*Instructions to follow:* Using the data below, copy each line that includes the word "причина".

(Saved entries)

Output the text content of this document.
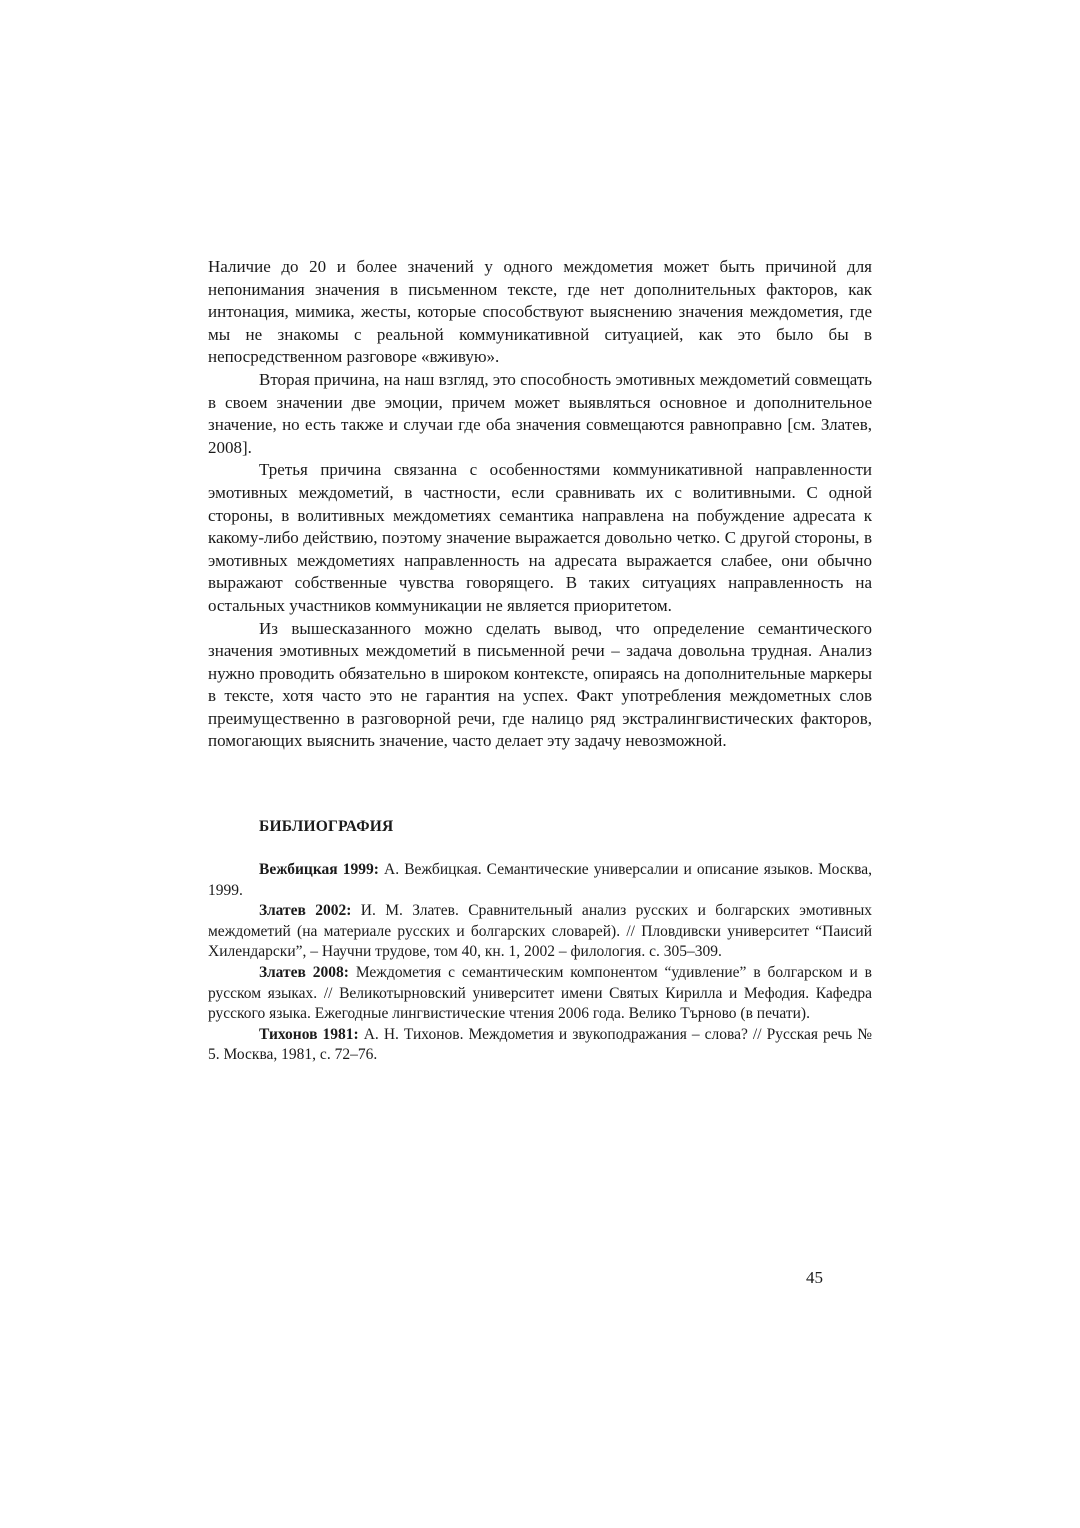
Наличие до 20 и более значений у одного междометия может быть причиной для непонимания значения в письменном тексте, где нет дополнительных факторов, как интонация, мимика, жесты, которые способствуют выяснению значения междометия, где мы не знакомы с реальной коммуникативной ситуацией, как это было бы в непосредственном разговоре «вживую».

Вторая причина, на наш взгляд, это способность эмотивных междометий совмещать в своем значении две эмоции, причем может выявляться основное и дополнительное значение, но есть также и случаи где оба значения совмещаются равноправно [см. Златев, 2008].

Третья причина связанна с особенностями коммуникативной направленности эмотивных междометий, в частности, если сравнивать их с волитивными. С одной стороны, в волитивных междометиях семантика направлена на побуждение адресата к какому-либо действию, поэтому значение выражается довольно четко. С другой стороны, в эмотивных междометиях направленность на адресата выражается слабее, они обычно выражают собственные чувства говорящего. В таких ситуациях направленность на остальных участников коммуникации не является приоритетом.

Из вышесказанного можно сделать вывод, что определение семантического значения эмотивных междометий в письменной речи – задача довольна трудная. Анализ нужно проводить обязательно в широком контексте, опираясь на дополнительные маркеры в тексте, хотя часто это не гарантия на успех. Факт употребления междометных слов преимущественно в разговорной речи, где налицо ряд экстралингвистических факторов, помогающих выяснить значение, часто делает эту задачу невозможной.

БИБЛИОГРАФИЯ

Вежбицкая 1999: А. Вежбицкая. Семантические универсалии и описание языков. Москва, 1999.

Златев 2002: И. М. Златев. Сравнительный анализ русских и болгарских эмотивных междометий (на материале русских и болгарских словарей). // Пловдивски университет “Паисий Хилендарски”, – Научни трудове, том 40, кн. 1, 2002 – филология. с. 305–309.

Златев 2008: Междометия с семантическим компонентом “удивление” в болгарском и в русском языках. // Великотырновский университет имени Святых Кирилла и Мефодия. Кафедра русского языка. Ежегодные лингвистические чтения 2006 года. Велико Търново (в печати).

Тихонов 1981: А. Н. Тихонов. Междометия и звукоподражания – слова? // Русская речь № 5. Москва, 1981, с. 72–76.

45
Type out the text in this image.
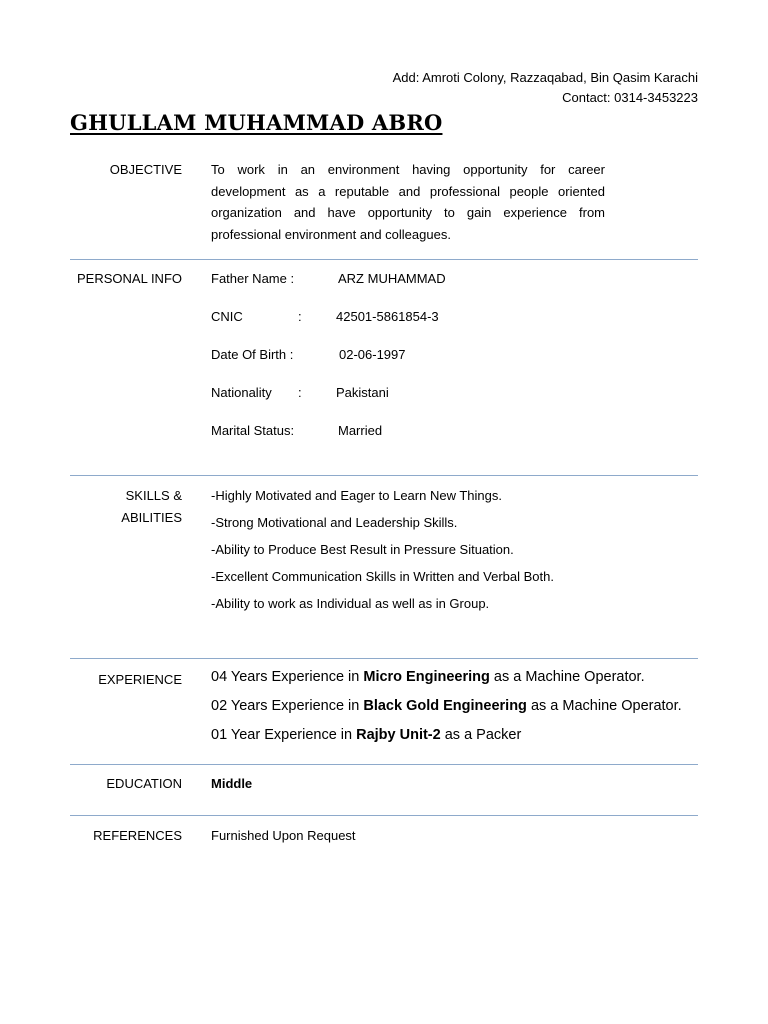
Add: Amroti Colony, Razzaqabad, Bin Qasim Karachi
Contact: 0314-3453223
GHULLAM MUHAMMAD ABRO
OBJECTIVE To work in an environment having opportunity for career development as a reputable and professional people oriented organization and have opportunity to gain experience from professional environment and colleagues.
PERSONAL INFO Father Name :	ARZ MUHAMMAD
CNIC	:	42501-5861854-3
Date Of Birth :	02-06-1997
Nationality :	Pakistani
Marital Status:	Married
SKILLS &
ABILITIES
-Highly Motivated and Eager to Learn New Things.
-Strong Motivational and Leadership Skills.
-Ability to Produce Best Result in Pressure Situation.
-Excellent Communication Skills in Written and Verbal Both.
-Ability to work as Individual as well as in Group.
EXPERIENCE 04 Years Experience in Micro Engineering as a Machine Operator.
02 Years Experience in Black Gold Engineering as a Machine Operator.
01 Year Experience in Rajby Unit-2 as a Packer
EDUCATION Middle
REFERENCES Furnished Upon Request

*Solution to this exercise:*
Вторая причина, на наш взгляд, это способность эмотивных междометий совмещать в своем значении две эмоции, причем может выявляться основное и дополнительное значение, но есть также и случаи где оба значения совмещаются равноправно [см. Златев, 2008].
Третья причина связанна с особенностями коммуникативной направленности эмотивных междометий, в частности, если сравнивать их с волитивными. С одной стороны, в волитивных междометиях семантика направлена на побуждение адресата к какому-либо действию, поэтому значение выражается довольно четко. С другой стороны, в эмотивных междометиях направленность на адресата выражается слабее, они обычно выражают собственные чувства говорящего. В таких ситуациях направленность на остальных участников коммуникации не является приоритетом.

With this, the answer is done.